* INSTRUCTIONS FOR THE TASK
Copy exactly the lines from the one containing "What does this" through the last line of the records, both included, and nothing more.

* STORED ROWS
============

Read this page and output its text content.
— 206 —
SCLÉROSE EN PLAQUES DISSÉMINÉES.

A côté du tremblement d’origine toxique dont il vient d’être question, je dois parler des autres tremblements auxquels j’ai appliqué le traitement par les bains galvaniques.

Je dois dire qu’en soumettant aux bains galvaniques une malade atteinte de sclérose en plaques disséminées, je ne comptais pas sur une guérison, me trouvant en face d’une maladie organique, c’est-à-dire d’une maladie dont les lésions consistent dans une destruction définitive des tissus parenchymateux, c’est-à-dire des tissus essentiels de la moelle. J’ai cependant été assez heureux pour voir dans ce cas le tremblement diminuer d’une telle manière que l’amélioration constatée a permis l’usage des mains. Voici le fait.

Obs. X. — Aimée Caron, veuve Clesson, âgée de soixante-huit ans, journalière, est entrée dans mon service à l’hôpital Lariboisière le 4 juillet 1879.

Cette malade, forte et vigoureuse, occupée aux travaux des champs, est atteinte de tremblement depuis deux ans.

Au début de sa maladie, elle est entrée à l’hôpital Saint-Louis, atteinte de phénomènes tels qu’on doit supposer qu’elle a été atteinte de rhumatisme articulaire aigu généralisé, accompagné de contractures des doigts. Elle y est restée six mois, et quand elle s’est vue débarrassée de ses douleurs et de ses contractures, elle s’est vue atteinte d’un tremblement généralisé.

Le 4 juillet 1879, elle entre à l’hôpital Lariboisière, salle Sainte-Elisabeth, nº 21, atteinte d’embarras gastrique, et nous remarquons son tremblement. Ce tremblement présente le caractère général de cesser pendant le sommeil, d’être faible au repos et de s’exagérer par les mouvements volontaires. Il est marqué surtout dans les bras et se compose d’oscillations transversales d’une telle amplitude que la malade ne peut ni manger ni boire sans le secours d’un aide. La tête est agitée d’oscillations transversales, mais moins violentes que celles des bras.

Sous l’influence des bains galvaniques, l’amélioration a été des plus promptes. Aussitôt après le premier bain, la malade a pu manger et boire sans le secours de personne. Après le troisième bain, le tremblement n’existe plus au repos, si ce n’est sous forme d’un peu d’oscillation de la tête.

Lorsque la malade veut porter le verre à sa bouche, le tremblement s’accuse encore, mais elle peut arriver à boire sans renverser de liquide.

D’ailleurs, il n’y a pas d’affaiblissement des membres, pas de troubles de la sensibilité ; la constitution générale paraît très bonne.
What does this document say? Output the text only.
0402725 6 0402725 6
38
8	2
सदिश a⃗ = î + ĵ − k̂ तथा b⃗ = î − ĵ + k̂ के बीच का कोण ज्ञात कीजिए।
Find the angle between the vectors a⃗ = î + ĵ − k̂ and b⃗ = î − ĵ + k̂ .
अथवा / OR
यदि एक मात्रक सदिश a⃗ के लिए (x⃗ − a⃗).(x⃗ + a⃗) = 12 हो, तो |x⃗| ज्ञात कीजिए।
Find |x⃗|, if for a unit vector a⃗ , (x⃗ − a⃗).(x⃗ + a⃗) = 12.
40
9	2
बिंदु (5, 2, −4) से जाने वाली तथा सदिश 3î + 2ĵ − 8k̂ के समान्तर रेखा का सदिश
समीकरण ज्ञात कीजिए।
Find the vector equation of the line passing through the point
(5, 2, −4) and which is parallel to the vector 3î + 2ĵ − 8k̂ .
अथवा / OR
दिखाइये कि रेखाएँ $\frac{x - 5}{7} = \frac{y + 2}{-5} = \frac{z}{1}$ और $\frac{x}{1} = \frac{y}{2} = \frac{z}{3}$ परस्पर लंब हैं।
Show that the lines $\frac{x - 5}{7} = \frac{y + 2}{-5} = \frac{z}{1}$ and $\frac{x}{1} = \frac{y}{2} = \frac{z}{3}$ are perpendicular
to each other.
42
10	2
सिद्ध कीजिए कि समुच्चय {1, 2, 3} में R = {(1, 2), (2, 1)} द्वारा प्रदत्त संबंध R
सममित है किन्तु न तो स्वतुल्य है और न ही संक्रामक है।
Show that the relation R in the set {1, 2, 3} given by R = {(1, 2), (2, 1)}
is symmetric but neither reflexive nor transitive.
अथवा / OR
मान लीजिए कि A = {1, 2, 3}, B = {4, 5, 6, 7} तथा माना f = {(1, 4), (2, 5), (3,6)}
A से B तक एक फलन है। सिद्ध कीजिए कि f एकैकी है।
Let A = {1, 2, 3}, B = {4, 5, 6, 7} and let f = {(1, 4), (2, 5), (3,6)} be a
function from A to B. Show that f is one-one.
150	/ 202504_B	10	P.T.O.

============

* SOLVED EXERCISE
What does this document say? Output the text only.
0402725 6 0402725 6
38
8	2
सदिश a⃗ = î + ĵ − k̂ तथा b⃗ = î − ĵ + k̂ के बीच का कोण ज्ञात कीजिए।
Find the angle between the vectors a⃗ = î + ĵ − k̂ and b⃗ = î − ĵ + k̂ .
अथवा / OR
यदि एक मात्रक सदिश a⃗ के लिए (x⃗ − a⃗).(x⃗ + a⃗) = 12 हो, तो |x⃗| ज्ञात कीजिए।
Find |x⃗|, if for a unit vector a⃗ , (x⃗ − a⃗).(x⃗ + a⃗) = 12.
40
9	2
बिंदु (5, 2, −4) से जाने वाली तथा सदिश 3î + 2ĵ − 8k̂ के समान्तर रेखा का सदिश
समीकरण ज्ञात कीजिए।
Find the vector equation of the line passing through the point
(5, 2, −4) and which is parallel to the vector 3î + 2ĵ − 8k̂ .
अथवा / OR
दिखाइये कि रेखाएँ $\frac{x - 5}{7} = \frac{y + 2}{-5} = \frac{z}{1}$ और $\frac{x}{1} = \frac{y}{2} = \frac{z}{3}$ परस्पर लंब हैं।
Show that the lines $\frac{x - 5}{7} = \frac{y + 2}{-5} = \frac{z}{1}$ and $\frac{x}{1} = \frac{y}{2} = \frac{z}{3}$ are perpendicular
to each other.
42
10	2
सिद्ध कीजिए कि समुच्चय {1, 2, 3} में R = {(1, 2), (2, 1)} द्वारा प्रदत्त संबंध R
सममित है किन्तु न तो स्वतुल्य है और न ही संक्रामक है।
Show that the relation R in the set {1, 2, 3} given by R = {(1, 2), (2, 1)}
is symmetric but neither reflexive nor transitive.
अथवा / OR
मान लीजिए कि A = {1, 2, 3}, B = {4, 5, 6, 7} तथा माना f = {(1, 4), (2, 5), (3,6)}
A से B तक एक फलन है। सिद्ध कीजिए कि f एकैकी है।
Let A = {1, 2, 3}, B = {4, 5, 6, 7} and let f = {(1, 4), (2, 5), (3,6)} be a
function from A to B. Show that f is one-one.
150	/ 202504_B	10	P.T.O.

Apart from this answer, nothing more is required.